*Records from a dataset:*
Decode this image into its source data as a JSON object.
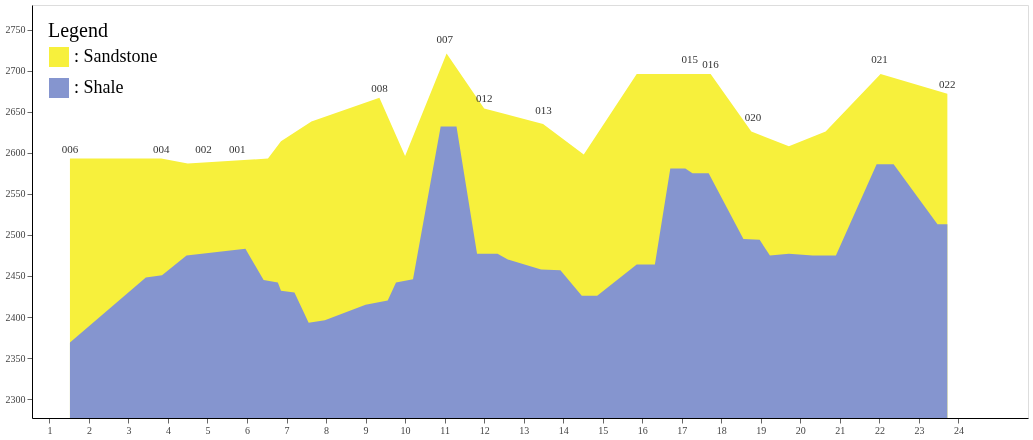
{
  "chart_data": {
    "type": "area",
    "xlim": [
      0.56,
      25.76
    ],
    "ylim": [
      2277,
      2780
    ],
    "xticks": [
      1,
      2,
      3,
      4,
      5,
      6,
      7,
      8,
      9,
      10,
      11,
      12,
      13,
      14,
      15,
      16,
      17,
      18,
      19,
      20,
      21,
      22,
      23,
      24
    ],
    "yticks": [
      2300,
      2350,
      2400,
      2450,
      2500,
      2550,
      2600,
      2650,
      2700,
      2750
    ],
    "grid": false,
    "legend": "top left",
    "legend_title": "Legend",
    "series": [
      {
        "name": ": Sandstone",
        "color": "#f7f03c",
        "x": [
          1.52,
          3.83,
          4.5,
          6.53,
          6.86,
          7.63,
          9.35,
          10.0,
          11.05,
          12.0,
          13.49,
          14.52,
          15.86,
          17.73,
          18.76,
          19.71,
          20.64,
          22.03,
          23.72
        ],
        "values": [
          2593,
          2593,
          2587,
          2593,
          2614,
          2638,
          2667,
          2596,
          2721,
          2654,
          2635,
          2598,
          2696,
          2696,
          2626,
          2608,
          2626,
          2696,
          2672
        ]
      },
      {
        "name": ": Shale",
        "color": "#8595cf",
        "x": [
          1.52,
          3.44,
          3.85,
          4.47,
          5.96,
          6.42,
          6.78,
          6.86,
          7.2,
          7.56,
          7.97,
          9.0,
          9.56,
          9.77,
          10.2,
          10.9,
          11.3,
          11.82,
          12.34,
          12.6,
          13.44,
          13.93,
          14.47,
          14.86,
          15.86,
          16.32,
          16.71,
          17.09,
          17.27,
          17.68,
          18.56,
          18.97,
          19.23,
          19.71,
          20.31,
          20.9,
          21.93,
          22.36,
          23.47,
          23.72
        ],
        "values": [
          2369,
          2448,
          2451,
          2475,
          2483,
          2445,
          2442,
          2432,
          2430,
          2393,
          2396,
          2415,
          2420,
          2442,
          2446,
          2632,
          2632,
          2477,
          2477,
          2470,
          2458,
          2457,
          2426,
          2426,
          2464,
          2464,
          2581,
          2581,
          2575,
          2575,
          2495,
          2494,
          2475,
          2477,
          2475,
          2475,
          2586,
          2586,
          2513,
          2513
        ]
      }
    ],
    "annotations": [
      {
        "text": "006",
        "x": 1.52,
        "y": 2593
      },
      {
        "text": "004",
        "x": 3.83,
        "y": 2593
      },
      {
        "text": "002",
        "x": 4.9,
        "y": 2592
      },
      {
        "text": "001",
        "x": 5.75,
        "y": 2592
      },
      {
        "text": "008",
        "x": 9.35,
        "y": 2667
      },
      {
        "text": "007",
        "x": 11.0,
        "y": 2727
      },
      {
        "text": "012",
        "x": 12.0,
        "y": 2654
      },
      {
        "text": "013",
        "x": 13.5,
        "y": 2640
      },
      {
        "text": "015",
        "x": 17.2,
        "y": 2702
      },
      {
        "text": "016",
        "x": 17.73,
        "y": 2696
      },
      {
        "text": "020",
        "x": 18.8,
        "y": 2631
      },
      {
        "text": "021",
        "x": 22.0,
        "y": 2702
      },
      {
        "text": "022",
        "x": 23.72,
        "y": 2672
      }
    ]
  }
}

--

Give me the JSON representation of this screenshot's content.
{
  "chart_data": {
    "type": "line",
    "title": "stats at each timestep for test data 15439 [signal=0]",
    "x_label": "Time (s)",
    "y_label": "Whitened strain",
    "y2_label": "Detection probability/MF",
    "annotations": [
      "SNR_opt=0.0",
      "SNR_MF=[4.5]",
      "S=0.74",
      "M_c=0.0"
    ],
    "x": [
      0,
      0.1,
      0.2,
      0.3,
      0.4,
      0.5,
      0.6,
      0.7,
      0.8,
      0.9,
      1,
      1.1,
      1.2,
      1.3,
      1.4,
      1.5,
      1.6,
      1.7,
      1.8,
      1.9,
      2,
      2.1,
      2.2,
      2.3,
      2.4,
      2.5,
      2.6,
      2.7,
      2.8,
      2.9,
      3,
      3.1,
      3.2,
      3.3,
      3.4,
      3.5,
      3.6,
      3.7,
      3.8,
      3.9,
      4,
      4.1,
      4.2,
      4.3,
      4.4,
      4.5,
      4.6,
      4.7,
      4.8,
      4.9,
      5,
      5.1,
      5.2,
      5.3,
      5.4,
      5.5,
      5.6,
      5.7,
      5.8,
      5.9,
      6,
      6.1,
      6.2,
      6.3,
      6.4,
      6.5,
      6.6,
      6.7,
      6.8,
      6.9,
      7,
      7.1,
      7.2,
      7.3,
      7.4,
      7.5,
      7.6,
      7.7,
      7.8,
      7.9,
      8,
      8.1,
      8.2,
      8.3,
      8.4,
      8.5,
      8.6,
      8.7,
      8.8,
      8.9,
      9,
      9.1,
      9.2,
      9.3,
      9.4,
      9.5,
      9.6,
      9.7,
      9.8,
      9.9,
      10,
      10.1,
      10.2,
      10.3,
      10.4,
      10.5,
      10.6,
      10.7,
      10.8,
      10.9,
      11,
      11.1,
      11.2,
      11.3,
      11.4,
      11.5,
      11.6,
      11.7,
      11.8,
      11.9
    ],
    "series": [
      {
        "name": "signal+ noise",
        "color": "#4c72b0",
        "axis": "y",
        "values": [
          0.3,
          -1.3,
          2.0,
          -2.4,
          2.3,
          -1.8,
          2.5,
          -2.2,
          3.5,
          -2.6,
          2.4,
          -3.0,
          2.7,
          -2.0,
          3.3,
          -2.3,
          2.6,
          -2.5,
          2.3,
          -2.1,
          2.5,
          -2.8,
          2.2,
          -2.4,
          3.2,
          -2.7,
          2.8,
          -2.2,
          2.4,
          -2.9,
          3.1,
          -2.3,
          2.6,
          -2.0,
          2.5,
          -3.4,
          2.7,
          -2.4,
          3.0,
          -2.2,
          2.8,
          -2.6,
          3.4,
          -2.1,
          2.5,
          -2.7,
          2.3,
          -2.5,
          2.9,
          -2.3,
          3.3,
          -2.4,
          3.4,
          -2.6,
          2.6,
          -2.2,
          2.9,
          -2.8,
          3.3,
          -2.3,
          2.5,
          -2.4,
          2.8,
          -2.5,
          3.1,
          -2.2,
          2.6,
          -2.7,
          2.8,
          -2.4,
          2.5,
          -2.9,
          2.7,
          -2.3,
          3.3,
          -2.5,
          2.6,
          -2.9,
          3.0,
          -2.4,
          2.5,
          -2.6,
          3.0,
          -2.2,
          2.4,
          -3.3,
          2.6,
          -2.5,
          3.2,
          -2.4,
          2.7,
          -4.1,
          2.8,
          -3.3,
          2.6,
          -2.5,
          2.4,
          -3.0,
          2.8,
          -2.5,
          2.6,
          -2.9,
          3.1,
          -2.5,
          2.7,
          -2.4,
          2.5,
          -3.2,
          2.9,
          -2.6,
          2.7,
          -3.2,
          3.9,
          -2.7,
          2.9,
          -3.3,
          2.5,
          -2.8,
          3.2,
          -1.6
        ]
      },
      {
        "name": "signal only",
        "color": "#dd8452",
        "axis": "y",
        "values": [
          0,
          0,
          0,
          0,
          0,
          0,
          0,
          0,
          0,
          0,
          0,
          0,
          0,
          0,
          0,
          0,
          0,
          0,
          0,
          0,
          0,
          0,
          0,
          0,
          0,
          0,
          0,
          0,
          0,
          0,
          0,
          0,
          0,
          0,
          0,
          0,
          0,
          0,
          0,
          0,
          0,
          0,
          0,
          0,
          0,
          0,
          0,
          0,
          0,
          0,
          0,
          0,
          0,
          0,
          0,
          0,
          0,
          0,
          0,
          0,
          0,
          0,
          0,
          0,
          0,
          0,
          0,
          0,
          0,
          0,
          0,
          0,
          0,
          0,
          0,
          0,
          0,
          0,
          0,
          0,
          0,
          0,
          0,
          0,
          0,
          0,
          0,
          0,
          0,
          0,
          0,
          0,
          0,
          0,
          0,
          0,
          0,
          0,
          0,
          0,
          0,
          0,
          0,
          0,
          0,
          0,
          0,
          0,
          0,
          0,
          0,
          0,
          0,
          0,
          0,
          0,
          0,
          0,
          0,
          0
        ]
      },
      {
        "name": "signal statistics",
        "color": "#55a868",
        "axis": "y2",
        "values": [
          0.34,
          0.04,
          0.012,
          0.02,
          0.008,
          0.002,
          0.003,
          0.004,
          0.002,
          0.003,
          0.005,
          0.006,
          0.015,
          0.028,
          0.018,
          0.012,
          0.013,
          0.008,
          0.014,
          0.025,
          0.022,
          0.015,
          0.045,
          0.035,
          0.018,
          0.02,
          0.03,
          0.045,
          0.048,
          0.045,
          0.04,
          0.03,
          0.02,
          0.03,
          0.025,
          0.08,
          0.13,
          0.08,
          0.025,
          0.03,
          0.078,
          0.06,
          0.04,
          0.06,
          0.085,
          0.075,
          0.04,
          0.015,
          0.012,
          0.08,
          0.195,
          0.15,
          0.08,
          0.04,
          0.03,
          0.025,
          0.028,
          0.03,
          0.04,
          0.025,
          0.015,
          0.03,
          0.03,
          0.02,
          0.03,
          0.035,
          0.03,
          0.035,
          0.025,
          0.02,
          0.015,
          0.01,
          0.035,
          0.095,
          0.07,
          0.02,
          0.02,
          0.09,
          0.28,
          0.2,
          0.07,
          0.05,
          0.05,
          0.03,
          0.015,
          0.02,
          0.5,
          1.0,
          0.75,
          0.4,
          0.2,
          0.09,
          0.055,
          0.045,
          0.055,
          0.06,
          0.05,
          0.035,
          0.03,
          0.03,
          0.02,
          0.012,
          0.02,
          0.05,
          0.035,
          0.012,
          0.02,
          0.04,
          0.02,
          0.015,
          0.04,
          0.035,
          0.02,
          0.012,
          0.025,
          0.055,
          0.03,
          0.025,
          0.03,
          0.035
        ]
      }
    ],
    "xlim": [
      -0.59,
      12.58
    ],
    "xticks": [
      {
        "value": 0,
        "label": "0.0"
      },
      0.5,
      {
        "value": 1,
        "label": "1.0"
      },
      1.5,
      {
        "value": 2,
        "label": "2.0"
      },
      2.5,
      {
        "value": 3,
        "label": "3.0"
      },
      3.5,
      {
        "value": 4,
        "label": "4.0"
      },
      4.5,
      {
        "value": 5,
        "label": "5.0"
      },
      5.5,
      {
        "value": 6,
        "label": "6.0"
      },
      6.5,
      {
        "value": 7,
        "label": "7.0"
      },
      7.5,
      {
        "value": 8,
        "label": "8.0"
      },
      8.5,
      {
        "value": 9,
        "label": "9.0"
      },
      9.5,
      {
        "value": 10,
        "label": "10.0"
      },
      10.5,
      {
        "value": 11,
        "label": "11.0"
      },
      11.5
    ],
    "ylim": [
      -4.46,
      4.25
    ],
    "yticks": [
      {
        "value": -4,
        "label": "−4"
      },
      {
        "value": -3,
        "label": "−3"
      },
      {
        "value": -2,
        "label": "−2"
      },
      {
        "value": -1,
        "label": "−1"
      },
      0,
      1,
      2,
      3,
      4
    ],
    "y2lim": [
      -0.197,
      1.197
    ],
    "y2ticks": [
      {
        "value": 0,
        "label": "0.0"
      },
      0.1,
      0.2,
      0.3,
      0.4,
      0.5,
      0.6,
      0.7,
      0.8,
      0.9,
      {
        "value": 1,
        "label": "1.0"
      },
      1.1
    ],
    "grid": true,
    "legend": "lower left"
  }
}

--

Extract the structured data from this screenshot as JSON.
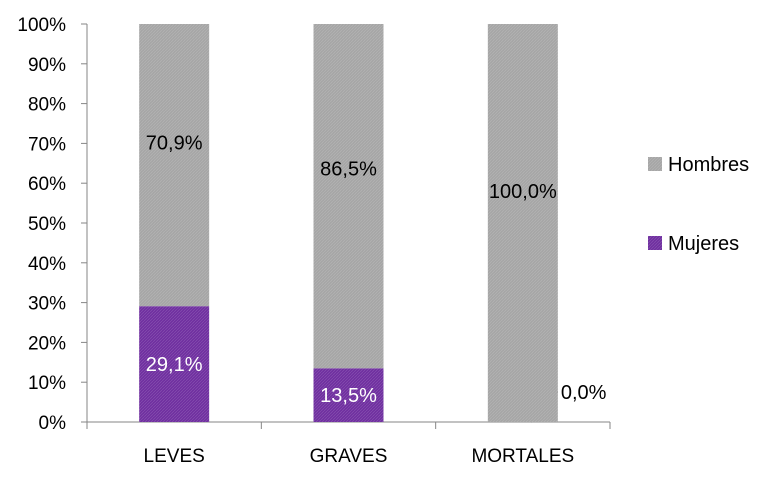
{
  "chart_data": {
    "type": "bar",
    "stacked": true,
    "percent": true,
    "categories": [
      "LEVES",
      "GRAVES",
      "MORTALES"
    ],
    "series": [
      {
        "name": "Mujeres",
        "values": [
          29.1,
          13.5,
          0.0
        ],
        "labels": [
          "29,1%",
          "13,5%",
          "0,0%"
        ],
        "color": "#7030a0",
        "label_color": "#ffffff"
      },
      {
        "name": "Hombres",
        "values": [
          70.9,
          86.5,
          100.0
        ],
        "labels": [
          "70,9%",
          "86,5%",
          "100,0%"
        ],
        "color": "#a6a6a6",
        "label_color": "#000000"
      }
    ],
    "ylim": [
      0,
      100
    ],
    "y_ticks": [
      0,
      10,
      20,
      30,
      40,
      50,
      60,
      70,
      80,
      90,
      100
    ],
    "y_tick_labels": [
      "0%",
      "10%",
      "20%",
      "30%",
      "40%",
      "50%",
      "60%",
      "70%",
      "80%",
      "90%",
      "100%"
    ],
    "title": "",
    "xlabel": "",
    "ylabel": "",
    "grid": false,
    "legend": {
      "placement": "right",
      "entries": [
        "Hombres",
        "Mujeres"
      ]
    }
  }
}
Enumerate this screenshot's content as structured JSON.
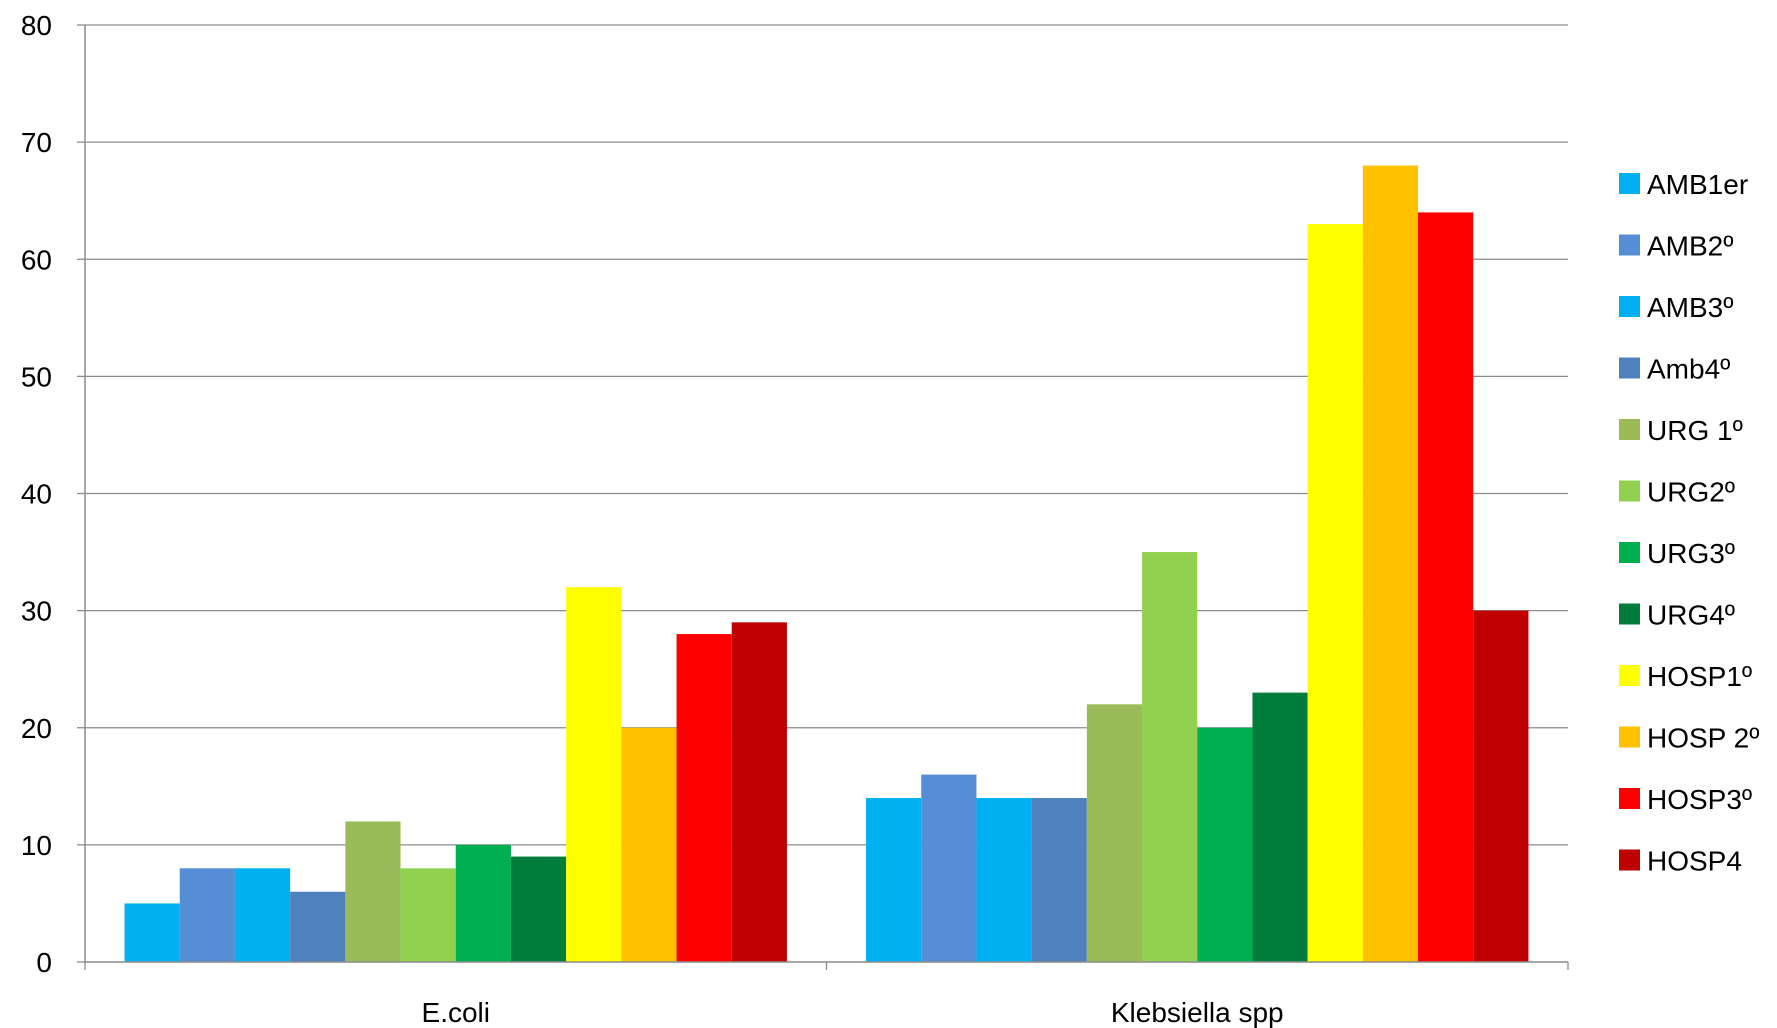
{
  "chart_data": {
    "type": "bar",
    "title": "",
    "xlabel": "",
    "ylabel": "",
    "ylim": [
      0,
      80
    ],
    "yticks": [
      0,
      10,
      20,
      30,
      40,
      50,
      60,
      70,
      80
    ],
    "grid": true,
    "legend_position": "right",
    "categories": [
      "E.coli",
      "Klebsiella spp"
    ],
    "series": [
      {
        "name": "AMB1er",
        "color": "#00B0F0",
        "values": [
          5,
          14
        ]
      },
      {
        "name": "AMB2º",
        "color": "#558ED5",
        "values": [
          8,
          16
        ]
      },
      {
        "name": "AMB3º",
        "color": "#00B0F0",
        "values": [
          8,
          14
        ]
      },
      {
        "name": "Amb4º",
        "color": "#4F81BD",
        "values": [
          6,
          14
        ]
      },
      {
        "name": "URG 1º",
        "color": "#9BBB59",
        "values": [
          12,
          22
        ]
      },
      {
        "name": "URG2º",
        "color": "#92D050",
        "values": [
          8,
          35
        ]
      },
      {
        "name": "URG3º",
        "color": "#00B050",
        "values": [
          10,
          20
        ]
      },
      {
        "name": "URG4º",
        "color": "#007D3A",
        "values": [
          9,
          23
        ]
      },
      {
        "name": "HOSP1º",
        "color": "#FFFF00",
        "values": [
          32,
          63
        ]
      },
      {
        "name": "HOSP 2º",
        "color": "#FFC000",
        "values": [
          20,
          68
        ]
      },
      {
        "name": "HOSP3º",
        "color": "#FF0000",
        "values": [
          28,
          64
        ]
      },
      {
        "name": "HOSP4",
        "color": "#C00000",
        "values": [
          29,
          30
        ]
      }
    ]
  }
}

*The task:*
Read the lines above. Gather those in which the string "signal" is found.

*Task output:*
    "title": "stats at each timestep for test data 15439 [signal=0]",
        "name": "signal+ noise",
        "name": "signal only",
        "name": "signal statistics",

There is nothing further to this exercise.